# START OF DATA SECTION
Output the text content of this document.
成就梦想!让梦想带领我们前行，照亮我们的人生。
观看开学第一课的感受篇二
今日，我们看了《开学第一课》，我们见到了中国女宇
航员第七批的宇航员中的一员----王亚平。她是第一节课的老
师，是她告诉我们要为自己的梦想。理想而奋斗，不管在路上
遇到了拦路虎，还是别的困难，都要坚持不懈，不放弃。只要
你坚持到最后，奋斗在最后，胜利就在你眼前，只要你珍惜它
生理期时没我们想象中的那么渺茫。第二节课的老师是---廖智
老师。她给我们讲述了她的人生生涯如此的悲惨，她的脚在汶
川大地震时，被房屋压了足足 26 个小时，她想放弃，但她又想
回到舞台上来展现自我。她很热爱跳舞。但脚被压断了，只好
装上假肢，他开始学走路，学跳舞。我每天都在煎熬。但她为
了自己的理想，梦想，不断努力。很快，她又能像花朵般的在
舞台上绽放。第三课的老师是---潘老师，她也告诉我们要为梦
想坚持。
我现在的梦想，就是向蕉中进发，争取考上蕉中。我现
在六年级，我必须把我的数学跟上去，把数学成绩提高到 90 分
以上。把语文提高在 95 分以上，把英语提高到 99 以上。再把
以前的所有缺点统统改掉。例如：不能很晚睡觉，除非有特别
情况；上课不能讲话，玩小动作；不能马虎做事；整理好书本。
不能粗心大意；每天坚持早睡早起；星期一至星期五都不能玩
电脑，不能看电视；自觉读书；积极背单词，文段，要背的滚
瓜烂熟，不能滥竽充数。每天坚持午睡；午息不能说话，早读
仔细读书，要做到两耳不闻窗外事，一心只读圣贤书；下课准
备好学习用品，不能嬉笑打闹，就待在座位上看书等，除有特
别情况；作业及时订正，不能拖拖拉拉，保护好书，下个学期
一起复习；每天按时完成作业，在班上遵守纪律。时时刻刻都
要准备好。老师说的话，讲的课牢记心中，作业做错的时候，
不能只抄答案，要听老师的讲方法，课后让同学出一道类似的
# END OF DATA SECTION
EXERCISE AIM: Reproduce the entries above in full by retyping them exactly.

OUTPUT FOR THIS EXERCISE:
Output the text content of this document.
成就梦想!让梦想带领我们前行，照亮我们的人生。
观看开学第一课的感受篇二
今日，我们看了《开学第一课》，我们见到了中国女宇
航员第七批的宇航员中的一员----王亚平。她是第一节课的老
师，是她告诉我们要为自己的梦想。理想而奋斗，不管在路上
遇到了拦路虎，还是别的困难，都要坚持不懈，不放弃。只要
你坚持到最后，奋斗在最后，胜利就在你眼前，只要你珍惜它
生理期时没我们想象中的那么渺茫。第二节课的老师是---廖智
老师。她给我们讲述了她的人生生涯如此的悲惨，她的脚在汶
川大地震时，被房屋压了足足 26 个小时，她想放弃，但她又想
回到舞台上来展现自我。她很热爱跳舞。但脚被压断了，只好
装上假肢，他开始学走路，学跳舞。我每天都在煎熬。但她为
了自己的理想，梦想，不断努力。很快，她又能像花朵般的在
舞台上绽放。第三课的老师是---潘老师，她也告诉我们要为梦
想坚持。
我现在的梦想，就是向蕉中进发，争取考上蕉中。我现
在六年级，我必须把我的数学跟上去，把数学成绩提高到 90 分
以上。把语文提高在 95 分以上，把英语提高到 99 以上。再把
以前的所有缺点统统改掉。例如：不能很晚睡觉，除非有特别
情况；上课不能讲话，玩小动作；不能马虎做事；整理好书本。
不能粗心大意；每天坚持早睡早起；星期一至星期五都不能玩
电脑，不能看电视；自觉读书；积极背单词，文段，要背的滚
瓜烂熟，不能滥竽充数。每天坚持午睡；午息不能说话，早读
仔细读书，要做到两耳不闻窗外事，一心只读圣贤书；下课准
备好学习用品，不能嬉笑打闹，就待在座位上看书等，除有特
别情况；作业及时订正，不能拖拖拉拉，保护好书，下个学期
一起复习；每天按时完成作业，在班上遵守纪律。时时刻刻都
要准备好。老师说的话，讲的课牢记心中，作业做错的时候，
不能只抄答案，要听老师的讲方法，课后让同学出一道类似的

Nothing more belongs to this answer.